Records from a data source:
+---+
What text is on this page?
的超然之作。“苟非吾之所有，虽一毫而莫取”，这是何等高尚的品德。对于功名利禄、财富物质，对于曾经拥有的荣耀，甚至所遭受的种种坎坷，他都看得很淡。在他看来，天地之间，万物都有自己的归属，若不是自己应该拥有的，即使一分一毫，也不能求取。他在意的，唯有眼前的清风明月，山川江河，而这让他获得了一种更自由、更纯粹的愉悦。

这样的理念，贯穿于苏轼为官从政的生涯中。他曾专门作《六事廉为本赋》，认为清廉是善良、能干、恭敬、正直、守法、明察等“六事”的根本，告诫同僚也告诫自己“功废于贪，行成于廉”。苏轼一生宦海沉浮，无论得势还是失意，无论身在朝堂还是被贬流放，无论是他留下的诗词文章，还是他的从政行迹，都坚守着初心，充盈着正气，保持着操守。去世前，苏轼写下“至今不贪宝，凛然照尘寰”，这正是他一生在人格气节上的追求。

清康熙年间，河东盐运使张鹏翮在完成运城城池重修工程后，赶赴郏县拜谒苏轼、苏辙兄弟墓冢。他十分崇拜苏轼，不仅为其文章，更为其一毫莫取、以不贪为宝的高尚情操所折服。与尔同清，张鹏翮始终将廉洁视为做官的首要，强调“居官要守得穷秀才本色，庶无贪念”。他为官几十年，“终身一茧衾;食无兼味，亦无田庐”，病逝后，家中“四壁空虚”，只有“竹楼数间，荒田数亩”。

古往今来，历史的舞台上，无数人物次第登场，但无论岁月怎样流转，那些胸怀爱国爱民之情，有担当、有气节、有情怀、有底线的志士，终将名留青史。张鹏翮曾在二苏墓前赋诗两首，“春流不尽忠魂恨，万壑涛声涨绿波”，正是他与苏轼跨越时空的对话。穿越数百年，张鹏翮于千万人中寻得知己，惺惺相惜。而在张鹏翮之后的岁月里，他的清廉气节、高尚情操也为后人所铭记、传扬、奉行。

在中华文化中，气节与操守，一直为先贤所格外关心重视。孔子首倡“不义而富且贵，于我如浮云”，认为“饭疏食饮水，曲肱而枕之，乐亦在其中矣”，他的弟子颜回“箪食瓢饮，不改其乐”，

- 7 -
+---+
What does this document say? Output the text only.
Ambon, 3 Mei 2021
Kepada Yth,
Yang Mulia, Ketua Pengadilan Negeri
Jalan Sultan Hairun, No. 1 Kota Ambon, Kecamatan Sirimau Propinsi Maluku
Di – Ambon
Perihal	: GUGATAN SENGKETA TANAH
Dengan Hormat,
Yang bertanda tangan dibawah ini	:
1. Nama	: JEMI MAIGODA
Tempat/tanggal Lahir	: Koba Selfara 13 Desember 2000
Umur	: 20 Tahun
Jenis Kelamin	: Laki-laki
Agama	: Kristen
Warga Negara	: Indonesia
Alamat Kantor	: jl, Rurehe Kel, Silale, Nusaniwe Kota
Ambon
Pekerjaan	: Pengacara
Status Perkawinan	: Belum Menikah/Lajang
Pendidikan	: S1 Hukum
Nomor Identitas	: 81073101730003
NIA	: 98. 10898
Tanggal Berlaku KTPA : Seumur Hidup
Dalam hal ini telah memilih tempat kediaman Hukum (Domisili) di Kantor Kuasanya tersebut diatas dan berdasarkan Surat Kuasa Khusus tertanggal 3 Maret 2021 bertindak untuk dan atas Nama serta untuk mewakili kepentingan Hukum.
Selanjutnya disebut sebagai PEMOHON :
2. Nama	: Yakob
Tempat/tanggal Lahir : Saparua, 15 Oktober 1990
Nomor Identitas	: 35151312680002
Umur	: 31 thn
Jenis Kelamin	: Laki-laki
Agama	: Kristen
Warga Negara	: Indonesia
+---+
Search the entries for the word "text" and gather every line where it appears.

_Solution_.
What text is on this page?
What does this document say? Output the text only.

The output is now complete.